Data entries:
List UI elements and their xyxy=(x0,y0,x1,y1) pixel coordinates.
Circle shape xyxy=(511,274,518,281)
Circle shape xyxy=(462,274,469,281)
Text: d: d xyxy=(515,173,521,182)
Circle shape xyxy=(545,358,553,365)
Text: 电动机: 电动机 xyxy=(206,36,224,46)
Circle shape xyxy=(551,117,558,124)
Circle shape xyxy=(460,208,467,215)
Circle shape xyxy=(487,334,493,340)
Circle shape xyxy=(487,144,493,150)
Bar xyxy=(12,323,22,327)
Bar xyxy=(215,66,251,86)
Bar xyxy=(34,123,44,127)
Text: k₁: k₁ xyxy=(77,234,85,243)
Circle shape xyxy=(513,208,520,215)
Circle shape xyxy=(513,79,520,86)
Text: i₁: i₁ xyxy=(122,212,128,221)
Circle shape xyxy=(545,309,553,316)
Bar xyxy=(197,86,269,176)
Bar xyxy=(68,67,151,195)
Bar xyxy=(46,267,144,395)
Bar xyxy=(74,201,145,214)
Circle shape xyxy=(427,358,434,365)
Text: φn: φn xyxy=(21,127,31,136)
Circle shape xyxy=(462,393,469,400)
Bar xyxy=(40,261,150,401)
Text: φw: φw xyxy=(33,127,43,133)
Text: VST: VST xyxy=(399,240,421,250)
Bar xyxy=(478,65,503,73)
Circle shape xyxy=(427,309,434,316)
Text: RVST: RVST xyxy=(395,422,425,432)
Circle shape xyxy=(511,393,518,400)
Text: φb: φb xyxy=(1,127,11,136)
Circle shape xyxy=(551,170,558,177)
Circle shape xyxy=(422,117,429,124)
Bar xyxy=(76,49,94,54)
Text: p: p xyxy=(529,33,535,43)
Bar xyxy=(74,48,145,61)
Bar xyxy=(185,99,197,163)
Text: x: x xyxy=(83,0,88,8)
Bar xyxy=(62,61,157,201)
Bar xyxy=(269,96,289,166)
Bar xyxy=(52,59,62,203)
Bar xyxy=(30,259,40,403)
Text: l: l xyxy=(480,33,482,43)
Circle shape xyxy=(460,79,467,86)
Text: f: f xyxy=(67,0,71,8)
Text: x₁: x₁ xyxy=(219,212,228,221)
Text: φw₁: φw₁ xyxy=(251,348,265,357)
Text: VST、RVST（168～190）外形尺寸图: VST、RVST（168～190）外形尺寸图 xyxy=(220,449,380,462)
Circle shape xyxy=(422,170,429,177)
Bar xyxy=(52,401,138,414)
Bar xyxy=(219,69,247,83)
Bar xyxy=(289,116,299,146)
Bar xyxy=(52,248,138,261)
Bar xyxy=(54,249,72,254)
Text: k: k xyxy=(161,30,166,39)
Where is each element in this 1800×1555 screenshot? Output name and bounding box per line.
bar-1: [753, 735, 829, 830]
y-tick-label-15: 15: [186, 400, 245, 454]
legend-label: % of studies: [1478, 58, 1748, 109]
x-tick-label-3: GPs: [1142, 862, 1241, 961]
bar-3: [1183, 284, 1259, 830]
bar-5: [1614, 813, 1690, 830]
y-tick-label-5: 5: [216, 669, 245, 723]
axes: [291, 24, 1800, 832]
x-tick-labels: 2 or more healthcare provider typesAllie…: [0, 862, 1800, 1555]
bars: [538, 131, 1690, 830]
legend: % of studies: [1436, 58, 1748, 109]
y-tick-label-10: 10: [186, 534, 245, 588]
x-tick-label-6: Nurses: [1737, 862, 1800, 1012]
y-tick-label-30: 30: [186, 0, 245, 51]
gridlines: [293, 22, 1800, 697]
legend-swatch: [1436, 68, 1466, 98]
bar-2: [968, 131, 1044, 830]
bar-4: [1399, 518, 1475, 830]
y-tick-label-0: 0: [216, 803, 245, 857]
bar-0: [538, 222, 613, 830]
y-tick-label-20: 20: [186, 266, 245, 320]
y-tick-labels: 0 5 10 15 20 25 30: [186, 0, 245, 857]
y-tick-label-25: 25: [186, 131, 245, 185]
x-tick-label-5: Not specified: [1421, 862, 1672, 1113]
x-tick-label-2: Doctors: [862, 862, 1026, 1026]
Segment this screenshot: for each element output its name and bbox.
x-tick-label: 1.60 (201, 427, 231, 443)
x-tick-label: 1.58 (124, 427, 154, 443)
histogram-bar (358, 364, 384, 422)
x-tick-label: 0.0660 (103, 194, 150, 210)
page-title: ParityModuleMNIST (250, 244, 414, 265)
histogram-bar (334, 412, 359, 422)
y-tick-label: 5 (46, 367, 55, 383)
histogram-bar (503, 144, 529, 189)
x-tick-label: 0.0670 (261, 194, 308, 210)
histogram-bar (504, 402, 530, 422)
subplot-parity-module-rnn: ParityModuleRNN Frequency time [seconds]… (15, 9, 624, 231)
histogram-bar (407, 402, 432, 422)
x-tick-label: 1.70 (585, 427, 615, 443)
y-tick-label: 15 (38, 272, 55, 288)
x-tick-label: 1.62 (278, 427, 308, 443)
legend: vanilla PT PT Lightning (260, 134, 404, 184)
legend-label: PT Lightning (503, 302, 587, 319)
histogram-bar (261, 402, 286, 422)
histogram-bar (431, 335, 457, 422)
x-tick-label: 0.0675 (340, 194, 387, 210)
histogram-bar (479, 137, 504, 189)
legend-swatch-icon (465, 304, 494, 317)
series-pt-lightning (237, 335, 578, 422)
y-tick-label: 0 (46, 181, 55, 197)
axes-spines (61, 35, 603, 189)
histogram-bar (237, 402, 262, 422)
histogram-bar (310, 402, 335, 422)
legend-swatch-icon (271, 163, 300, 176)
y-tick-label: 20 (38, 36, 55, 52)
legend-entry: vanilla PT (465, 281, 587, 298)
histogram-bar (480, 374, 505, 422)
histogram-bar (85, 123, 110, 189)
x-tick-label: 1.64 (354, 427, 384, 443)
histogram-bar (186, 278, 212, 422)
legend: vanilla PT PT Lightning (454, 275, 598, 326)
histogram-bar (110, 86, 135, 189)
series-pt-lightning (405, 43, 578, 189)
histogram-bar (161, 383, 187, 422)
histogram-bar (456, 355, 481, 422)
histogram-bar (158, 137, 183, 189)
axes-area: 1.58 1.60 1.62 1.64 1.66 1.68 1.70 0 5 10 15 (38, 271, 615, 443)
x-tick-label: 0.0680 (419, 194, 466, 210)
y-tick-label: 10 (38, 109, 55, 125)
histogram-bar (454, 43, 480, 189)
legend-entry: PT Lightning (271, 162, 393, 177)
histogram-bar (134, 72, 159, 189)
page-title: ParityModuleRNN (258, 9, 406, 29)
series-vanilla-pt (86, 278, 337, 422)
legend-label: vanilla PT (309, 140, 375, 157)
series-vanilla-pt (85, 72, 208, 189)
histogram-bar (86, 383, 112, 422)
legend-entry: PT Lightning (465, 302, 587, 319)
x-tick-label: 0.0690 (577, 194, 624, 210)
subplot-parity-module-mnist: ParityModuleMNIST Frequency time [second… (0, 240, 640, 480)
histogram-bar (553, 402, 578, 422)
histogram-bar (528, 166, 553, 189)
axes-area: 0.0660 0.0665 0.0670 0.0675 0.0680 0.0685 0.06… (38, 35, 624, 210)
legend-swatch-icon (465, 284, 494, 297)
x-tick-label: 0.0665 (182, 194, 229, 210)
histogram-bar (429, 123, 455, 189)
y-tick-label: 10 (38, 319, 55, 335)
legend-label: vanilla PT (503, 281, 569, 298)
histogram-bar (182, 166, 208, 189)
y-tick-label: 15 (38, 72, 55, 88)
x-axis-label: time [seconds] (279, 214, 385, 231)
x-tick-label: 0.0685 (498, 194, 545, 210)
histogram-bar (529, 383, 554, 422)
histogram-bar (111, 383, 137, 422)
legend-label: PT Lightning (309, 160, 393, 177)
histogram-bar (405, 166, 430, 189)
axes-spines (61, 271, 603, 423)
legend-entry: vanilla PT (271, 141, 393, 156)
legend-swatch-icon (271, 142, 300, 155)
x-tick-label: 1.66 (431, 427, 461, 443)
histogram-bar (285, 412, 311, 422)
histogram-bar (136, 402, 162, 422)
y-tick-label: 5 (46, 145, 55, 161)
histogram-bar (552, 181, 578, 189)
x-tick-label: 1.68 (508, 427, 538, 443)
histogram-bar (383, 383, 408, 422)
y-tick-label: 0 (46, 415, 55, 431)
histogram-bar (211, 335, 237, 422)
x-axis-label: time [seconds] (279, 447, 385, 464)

Instructions to follow:
Copy the lines of the data word for word, beginning with the first line and ending after the line that contains "Bar xyxy=(74,201,145,214)".

Task solution:
List UI elements and their xyxy=(x0,y0,x1,y1) pixel coordinates.
Circle shape xyxy=(511,274,518,281)
Circle shape xyxy=(462,274,469,281)
Text: d: d xyxy=(515,173,521,182)
Circle shape xyxy=(545,358,553,365)
Text: 电动机: 电动机 xyxy=(206,36,224,46)
Circle shape xyxy=(551,117,558,124)
Circle shape xyxy=(460,208,467,215)
Circle shape xyxy=(487,334,493,340)
Circle shape xyxy=(487,144,493,150)
Bar xyxy=(12,323,22,327)
Bar xyxy=(215,66,251,86)
Bar xyxy=(34,123,44,127)
Text: k₁: k₁ xyxy=(77,234,85,243)
Circle shape xyxy=(513,208,520,215)
Circle shape xyxy=(513,79,520,86)
Text: i₁: i₁ xyxy=(122,212,128,221)
Circle shape xyxy=(545,309,553,316)
Bar xyxy=(197,86,269,176)
Bar xyxy=(68,67,151,195)
Bar xyxy=(46,267,144,395)
Bar xyxy=(74,201,145,214)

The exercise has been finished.